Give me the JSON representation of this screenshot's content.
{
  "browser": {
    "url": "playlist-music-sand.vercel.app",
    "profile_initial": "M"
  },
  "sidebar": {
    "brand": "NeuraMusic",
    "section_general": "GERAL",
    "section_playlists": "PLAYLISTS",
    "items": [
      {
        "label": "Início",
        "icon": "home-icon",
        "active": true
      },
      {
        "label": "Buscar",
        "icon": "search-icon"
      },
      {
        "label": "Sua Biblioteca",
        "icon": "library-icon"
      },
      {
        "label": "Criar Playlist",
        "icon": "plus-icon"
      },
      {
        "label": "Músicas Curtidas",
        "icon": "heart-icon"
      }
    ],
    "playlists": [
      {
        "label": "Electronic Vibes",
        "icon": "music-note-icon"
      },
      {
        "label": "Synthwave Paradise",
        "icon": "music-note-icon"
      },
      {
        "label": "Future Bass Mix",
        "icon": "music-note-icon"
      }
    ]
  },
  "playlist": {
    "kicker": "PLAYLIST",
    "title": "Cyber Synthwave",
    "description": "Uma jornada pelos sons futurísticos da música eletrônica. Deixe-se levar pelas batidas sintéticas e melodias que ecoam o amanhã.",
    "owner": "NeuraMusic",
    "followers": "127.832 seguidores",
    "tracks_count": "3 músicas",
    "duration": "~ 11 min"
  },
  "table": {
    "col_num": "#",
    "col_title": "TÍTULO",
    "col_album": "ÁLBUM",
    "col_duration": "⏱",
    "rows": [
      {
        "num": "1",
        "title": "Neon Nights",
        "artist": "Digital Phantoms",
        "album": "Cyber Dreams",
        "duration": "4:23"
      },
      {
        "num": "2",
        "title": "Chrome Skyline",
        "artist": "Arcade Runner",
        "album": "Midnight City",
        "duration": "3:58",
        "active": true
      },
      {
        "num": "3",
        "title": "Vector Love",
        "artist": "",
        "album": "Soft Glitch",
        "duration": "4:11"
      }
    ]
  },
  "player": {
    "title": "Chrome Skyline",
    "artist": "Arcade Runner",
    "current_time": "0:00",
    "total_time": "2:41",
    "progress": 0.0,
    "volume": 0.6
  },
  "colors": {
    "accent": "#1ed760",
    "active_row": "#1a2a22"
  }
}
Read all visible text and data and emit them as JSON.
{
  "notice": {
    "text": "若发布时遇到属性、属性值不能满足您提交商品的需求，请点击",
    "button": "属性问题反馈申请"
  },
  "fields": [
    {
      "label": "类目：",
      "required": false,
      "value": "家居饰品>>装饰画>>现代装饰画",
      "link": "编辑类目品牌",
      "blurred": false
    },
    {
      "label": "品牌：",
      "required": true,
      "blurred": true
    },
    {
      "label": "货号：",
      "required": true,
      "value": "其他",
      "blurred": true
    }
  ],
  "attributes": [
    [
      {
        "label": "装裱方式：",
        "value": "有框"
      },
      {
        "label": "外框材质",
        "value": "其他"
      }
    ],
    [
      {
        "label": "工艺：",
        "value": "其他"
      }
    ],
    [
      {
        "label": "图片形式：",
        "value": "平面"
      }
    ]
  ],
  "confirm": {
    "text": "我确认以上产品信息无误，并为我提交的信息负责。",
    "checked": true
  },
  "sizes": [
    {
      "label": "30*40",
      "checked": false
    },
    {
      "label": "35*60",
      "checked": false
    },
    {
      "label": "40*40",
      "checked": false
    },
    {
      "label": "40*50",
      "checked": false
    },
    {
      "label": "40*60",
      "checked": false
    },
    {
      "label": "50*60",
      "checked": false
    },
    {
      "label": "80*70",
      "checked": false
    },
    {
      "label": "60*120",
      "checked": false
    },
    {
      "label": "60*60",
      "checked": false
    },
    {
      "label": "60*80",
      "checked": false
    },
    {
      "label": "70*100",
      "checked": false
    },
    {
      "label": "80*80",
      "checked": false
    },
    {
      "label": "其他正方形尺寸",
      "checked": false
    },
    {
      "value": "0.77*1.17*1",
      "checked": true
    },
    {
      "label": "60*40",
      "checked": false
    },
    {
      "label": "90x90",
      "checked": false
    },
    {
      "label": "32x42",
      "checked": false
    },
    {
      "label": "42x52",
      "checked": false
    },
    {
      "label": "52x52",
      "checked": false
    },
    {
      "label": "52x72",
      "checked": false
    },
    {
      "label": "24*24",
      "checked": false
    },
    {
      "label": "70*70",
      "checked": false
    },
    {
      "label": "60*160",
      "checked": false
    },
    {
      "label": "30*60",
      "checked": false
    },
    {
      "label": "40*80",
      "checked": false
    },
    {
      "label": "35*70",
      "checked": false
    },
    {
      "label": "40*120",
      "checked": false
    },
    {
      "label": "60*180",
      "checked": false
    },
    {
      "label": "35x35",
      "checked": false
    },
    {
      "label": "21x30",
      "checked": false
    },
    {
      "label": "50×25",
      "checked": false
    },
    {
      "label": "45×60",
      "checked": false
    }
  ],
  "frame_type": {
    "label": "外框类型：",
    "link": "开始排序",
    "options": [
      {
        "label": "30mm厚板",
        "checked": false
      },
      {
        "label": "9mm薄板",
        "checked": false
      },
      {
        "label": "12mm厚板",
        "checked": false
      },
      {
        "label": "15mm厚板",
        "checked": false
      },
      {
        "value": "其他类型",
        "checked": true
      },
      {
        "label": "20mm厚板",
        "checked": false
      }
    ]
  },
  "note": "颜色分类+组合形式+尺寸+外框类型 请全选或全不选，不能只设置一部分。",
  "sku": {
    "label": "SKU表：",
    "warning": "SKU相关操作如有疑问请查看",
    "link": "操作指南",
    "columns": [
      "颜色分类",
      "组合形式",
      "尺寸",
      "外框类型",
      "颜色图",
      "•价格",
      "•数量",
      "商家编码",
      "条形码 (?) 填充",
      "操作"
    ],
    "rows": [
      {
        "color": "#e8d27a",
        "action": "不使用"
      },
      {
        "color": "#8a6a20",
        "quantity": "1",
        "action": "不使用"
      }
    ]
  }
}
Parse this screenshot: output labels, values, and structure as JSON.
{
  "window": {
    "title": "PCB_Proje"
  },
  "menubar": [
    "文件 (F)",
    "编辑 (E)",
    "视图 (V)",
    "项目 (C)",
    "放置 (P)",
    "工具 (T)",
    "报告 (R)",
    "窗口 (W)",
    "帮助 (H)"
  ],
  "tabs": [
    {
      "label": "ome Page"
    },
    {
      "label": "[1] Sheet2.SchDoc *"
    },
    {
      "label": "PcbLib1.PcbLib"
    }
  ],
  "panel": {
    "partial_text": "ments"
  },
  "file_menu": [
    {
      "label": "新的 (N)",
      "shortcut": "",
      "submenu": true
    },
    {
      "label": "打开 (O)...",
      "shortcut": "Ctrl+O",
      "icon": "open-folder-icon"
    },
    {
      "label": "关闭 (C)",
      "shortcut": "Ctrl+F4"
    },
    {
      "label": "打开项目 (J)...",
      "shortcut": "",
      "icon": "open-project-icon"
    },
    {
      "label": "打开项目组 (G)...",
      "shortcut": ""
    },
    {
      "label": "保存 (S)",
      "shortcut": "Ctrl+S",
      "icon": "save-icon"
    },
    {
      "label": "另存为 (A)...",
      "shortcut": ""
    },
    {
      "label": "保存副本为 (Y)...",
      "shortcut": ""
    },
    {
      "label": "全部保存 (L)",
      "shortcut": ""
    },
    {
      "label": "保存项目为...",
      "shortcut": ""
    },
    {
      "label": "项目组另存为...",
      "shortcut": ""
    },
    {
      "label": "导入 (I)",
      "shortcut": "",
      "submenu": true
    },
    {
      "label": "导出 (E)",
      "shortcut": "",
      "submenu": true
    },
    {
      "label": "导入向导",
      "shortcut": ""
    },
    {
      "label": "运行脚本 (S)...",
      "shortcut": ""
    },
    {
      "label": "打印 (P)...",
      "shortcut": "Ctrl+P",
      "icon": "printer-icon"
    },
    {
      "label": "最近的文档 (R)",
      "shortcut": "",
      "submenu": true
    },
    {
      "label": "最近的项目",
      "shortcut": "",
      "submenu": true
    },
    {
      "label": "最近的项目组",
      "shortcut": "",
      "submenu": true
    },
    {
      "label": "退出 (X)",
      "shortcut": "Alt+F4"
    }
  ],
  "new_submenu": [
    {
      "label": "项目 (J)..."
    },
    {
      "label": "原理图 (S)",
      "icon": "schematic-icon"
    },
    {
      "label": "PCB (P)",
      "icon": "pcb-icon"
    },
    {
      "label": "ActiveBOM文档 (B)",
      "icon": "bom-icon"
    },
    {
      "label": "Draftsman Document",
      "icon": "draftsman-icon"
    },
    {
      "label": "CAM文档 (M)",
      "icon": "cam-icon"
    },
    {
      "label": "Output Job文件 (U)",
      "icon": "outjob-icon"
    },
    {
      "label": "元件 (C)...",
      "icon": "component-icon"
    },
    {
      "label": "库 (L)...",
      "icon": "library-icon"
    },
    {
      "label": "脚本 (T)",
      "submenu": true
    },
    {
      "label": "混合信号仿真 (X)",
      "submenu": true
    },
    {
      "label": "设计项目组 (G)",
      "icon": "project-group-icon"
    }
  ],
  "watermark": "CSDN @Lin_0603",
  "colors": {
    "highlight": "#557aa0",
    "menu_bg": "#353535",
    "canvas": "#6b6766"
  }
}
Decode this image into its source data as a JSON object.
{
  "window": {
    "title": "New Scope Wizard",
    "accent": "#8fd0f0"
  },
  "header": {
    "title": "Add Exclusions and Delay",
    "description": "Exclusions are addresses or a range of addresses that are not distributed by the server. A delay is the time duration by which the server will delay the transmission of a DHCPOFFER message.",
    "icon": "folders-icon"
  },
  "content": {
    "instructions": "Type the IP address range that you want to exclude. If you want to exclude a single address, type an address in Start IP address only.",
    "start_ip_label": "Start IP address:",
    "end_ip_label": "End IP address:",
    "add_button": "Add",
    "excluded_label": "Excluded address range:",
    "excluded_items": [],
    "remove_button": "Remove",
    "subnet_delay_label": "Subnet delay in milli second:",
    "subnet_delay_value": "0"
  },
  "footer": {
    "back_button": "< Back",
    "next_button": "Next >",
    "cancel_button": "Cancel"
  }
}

□ □ □ □

**Exercise instructions**
Identify and copy all lines with the word "Skyline".

**Task solution**
        "title": "Chrome Skyline",
    "title": "Chrome Skyline",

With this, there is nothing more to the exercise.